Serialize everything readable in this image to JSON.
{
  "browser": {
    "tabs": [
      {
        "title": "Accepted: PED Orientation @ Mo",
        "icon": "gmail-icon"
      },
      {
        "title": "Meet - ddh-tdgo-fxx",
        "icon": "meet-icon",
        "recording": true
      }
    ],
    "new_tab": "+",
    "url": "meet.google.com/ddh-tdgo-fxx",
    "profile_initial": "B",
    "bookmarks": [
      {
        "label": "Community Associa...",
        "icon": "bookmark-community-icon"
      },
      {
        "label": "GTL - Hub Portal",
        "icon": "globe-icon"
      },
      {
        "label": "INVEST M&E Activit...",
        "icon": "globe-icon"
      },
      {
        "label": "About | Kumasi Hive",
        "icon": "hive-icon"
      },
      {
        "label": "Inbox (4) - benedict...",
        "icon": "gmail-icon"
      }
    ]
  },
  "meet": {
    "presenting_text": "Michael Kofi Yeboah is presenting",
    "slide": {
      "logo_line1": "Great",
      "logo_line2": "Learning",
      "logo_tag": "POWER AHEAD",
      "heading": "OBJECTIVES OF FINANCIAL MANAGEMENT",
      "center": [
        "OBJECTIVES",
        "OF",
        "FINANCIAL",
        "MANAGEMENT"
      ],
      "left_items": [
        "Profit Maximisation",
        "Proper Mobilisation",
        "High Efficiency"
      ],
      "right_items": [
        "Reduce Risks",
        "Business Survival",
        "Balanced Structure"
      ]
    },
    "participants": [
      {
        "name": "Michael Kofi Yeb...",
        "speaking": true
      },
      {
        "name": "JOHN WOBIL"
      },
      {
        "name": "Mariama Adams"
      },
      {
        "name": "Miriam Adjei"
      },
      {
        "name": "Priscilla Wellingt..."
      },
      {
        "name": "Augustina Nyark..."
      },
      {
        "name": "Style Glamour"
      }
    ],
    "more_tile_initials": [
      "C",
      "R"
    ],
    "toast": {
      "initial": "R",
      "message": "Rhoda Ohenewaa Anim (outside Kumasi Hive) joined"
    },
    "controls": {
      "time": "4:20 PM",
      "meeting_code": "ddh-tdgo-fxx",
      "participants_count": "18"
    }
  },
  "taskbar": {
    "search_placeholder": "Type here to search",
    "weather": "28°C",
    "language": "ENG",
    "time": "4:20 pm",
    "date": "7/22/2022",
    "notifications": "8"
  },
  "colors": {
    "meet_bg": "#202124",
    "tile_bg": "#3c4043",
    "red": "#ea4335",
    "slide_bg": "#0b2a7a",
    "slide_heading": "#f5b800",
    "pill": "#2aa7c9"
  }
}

## What you will do
Extract every entry above as it appears.

## Answer for this exercise
Serialize everything readable in this image to JSON.
{
  "browser": {
    "tabs": [
      {
        "title": "Accepted: PED Orientation @ Mo",
        "icon": "gmail-icon"
      },
      {
        "title": "Meet - ddh-tdgo-fxx",
        "icon": "meet-icon",
        "recording": true
      }
    ],
    "new_tab": "+",
    "url": "meet.google.com/ddh-tdgo-fxx",
    "profile_initial": "B",
    "bookmarks": [
      {
        "label": "Community Associa...",
        "icon": "bookmark-community-icon"
      },
      {
        "label": "GTL - Hub Portal",
        "icon": "globe-icon"
      },
      {
        "label": "INVEST M&E Activit...",
        "icon": "globe-icon"
      },
      {
        "label": "About | Kumasi Hive",
        "icon": "hive-icon"
      },
      {
        "label": "Inbox (4) - benedict...",
        "icon": "gmail-icon"
      }
    ]
  },
  "meet": {
    "presenting_text": "Michael Kofi Yeboah is presenting",
    "slide": {
      "logo_line1": "Great",
      "logo_line2": "Learning",
      "logo_tag": "POWER AHEAD",
      "heading": "OBJECTIVES OF FINANCIAL MANAGEMENT",
      "center": [
        "OBJECTIVES",
        "OF",
        "FINANCIAL",
        "MANAGEMENT"
      ],
      "left_items": [
        "Profit Maximisation",
        "Proper Mobilisation",
        "High Efficiency"
      ],
      "right_items": [
        "Reduce Risks",
        "Business Survival",
        "Balanced Structure"
      ]
    },
    "participants": [
      {
        "name": "Michael Kofi Yeb...",
        "speaking": true
      },
      {
        "name": "JOHN WOBIL"
      },
      {
        "name": "Mariama Adams"
      },
      {
        "name": "Miriam Adjei"
      },
      {
        "name": "Priscilla Wellingt..."
      },
      {
        "name": "Augustina Nyark..."
      },
      {
        "name": "Style Glamour"
      }
    ],
    "more_tile_initials": [
      "C",
      "R"
    ],
    "toast": {
      "initial": "R",
      "message": "Rhoda Ohenewaa Anim (outside Kumasi Hive) joined"
    },
    "controls": {
      "time": "4:20 PM",
      "meeting_code": "ddh-tdgo-fxx",
      "participants_count": "18"
    }
  },
  "taskbar": {
    "search_placeholder": "Type here to search",
    "weather": "28°C",
    "language": "ENG",
    "time": "4:20 pm",
    "date": "7/22/2022",
    "notifications": "8"
  },
  "colors": {
    "meet_bg": "#202124",
    "tile_bg": "#3c4043",
    "red": "#ea4335",
    "slide_bg": "#0b2a7a",
    "slide_heading": "#f5b800",
    "pill": "#2aa7c9"
  }
}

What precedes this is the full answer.